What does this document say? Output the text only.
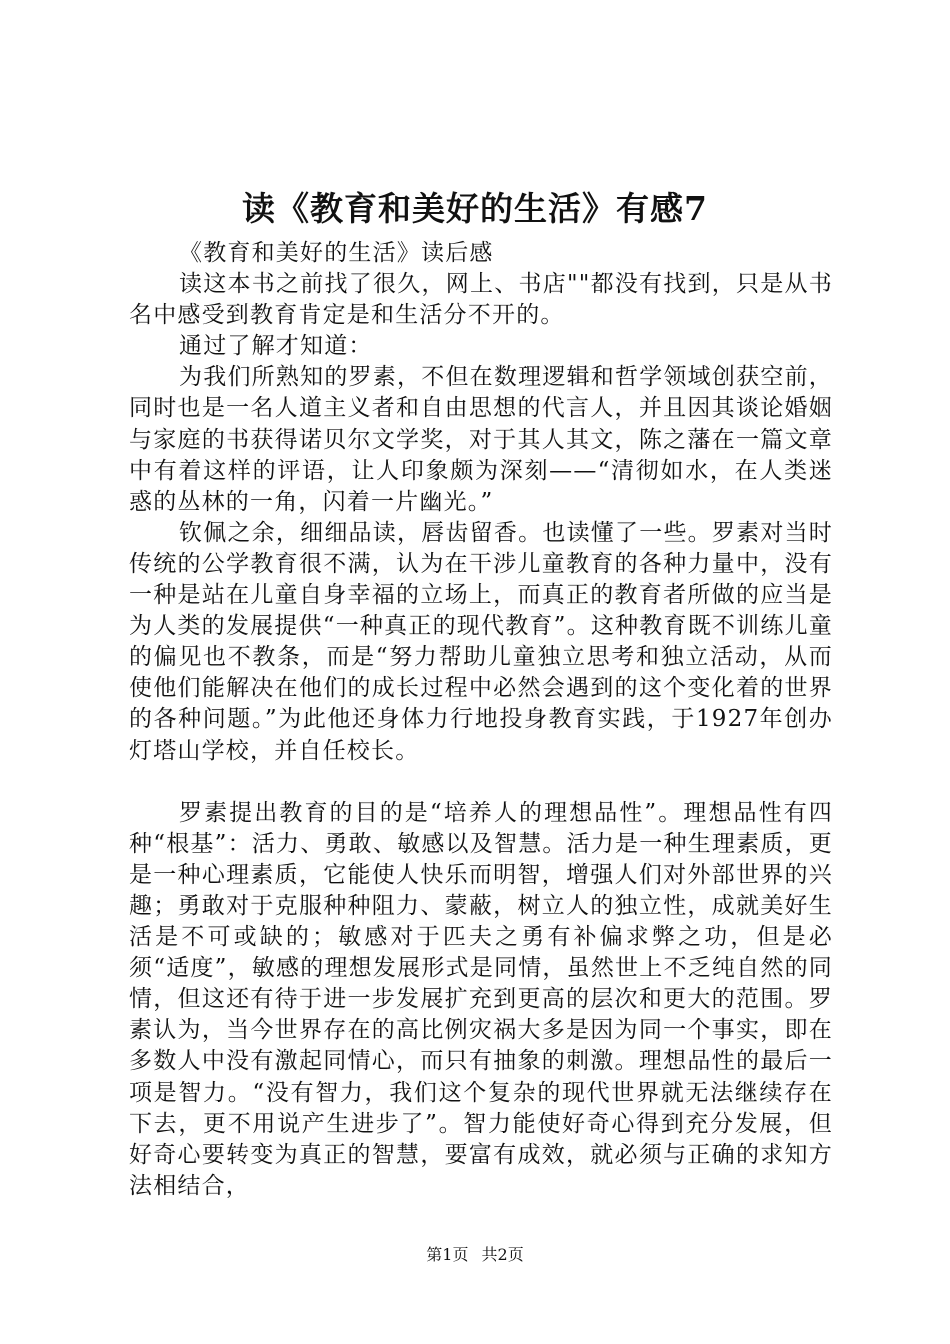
读《教育和美好的生活》有感7

《教育和美好的生活》读后感

读这本书之前找了很久，网上、书店""都没有找到，只是从书名中感受到教育肯定是和生活分不开的。

通过了解才知道：

为我们所熟知的罗素，不但在数理逻辑和哲学领域创获空前，同时也是一名人道主义者和自由思想的代言人，并且因其谈论婚姻与家庭的书获得诺贝尔文学奖，对于其人其文，陈之藩在一篇文章中有着这样的评语，让人印象颇为深刻——“清彻如水，在人类迷惑的丛林的一角，闪着一片幽光。”

钦佩之余，细细品读，唇齿留香。也读懂了一些。罗素对当时传统的公学教育很不满，认为在干涉儿童教育的各种力量中，没有一种是站在儿童自身幸福的立场上，而真正的教育者所做的应当是为人类的发展提供“一种真正的现代教育”。这种教育既不训练儿童的偏见也不教条，而是“努力帮助儿童独立思考和独立活动，从而使他们能解决在他们的成长过程中必然会遇到的这个变化着的世界的各种问题。”为此他还身体力行地投身教育实践，于1927年创办灯塔山学校，并自任校长。

罗素提出教育的目的是“培养人的理想品性”。理想品性有四种“根基”：活力、勇敢、敏感以及智慧。活力是一种生理素质，更是一种心理素质，它能使人快乐而明智，增强人们对外部世界的兴趣；勇敢对于克服种种阻力、蒙蔽，树立人的独立性，成就美好生活是不可或缺的；敏感对于匹夫之勇有补偏求弊之功，但是必须“适度”，敏感的理想发展形式是同情，虽然世上不乏纯自然的同情，但这还有待于进一步发展扩充到更高的层次和更大的范围。罗素认为，当今世界存在的高比例灾祸大多是因为同一个事实，即在多数人中没有激起同情心，而只有抽象的刺激。理想品性的最后一项是智力。“没有智力，我们这个复杂的现代世界就无法继续存在下去，更不用说产生进步了”。智力能使好奇心得到充分发展，但好奇心要转变为真正的智慧，要富有成效，就必须与正确的求知方法相结合，

第1页 共2页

■ Work to do
Please repeat the entries exactly. Do not include the pictures.

■ Task response
What does this document say? Output the text only.
读《教育和美好的生活》有感7

《教育和美好的生活》读后感

读这本书之前找了很久，网上、书店""都没有找到，只是从书名中感受到教育肯定是和生活分不开的。

通过了解才知道：

为我们所熟知的罗素，不但在数理逻辑和哲学领域创获空前，同时也是一名人道主义者和自由思想的代言人，并且因其谈论婚姻与家庭的书获得诺贝尔文学奖，对于其人其文，陈之藩在一篇文章中有着这样的评语，让人印象颇为深刻——“清彻如水，在人类迷惑的丛林的一角，闪着一片幽光。”

钦佩之余，细细品读，唇齿留香。也读懂了一些。罗素对当时传统的公学教育很不满，认为在干涉儿童教育的各种力量中，没有一种是站在儿童自身幸福的立场上，而真正的教育者所做的应当是为人类的发展提供“一种真正的现代教育”。这种教育既不训练儿童的偏见也不教条，而是“努力帮助儿童独立思考和独立活动，从而使他们能解决在他们的成长过程中必然会遇到的这个变化着的世界的各种问题。”为此他还身体力行地投身教育实践，于1927年创办灯塔山学校，并自任校长。

罗素提出教育的目的是“培养人的理想品性”。理想品性有四种“根基”：活力、勇敢、敏感以及智慧。活力是一种生理素质，更是一种心理素质，它能使人快乐而明智，增强人们对外部世界的兴趣；勇敢对于克服种种阻力、蒙蔽，树立人的独立性，成就美好生活是不可或缺的；敏感对于匹夫之勇有补偏求弊之功，但是必须“适度”，敏感的理想发展形式是同情，虽然世上不乏纯自然的同情，但这还有待于进一步发展扩充到更高的层次和更大的范围。罗素认为，当今世界存在的高比例灾祸大多是因为同一个事实，即在多数人中没有激起同情心，而只有抽象的刺激。理想品性的最后一项是智力。“没有智力，我们这个复杂的现代世界就无法继续存在下去，更不用说产生进步了”。智力能使好奇心得到充分发展，但好奇心要转变为真正的智慧，要富有成效，就必须与正确的求知方法相结合，

第1页 共2页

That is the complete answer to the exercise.